Stated task: Sort through the entries below and pull out lines containing the word "SiO₂".
::: Supplied entries :::
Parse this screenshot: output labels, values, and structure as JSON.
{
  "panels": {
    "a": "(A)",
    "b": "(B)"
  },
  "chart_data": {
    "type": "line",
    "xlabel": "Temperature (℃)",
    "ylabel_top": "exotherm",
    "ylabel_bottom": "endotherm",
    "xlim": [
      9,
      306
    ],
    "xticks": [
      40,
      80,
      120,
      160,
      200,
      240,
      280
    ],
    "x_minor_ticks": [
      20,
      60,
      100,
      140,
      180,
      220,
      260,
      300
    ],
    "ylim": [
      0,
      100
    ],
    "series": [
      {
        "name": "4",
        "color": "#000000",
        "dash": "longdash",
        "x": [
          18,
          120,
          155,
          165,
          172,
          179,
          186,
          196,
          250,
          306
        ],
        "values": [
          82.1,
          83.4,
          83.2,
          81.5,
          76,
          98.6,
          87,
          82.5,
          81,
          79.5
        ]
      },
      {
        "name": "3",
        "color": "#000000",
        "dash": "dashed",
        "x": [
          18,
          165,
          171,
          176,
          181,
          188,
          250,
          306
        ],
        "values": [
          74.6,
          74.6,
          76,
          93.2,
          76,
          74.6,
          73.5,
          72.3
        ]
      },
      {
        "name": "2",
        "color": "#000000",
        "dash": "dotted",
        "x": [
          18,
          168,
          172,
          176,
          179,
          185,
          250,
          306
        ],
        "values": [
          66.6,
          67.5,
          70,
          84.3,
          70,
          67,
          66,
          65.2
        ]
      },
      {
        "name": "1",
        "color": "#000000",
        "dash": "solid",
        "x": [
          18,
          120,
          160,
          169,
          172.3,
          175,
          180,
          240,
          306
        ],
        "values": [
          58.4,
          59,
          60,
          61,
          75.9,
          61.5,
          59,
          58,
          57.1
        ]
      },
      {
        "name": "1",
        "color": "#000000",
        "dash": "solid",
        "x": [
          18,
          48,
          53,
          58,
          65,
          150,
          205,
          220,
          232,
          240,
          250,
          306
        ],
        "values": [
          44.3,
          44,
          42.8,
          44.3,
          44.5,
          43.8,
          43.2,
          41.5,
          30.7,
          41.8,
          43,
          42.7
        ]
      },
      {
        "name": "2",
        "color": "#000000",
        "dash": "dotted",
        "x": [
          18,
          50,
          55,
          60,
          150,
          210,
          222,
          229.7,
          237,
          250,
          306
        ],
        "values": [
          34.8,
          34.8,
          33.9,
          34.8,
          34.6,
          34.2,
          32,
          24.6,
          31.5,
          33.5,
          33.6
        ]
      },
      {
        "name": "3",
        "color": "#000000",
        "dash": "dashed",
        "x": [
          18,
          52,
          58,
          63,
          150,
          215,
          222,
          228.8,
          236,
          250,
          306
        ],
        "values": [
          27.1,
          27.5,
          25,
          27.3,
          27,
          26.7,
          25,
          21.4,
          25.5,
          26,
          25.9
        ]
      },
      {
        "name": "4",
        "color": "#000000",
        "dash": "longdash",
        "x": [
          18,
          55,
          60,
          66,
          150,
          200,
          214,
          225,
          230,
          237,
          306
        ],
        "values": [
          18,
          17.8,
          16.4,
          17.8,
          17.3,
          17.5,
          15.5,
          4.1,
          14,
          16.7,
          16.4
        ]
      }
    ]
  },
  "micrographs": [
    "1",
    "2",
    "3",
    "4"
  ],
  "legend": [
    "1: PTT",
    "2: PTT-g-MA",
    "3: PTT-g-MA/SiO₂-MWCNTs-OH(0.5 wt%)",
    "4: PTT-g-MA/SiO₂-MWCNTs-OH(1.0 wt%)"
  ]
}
:::
Result of this exercise:
    "3: PTT-g-MA/SiO₂-MWCNTs-OH(0.5 wt%)",
    "4: PTT-g-MA/SiO₂-MWCNTs-OH(1.0 wt%)"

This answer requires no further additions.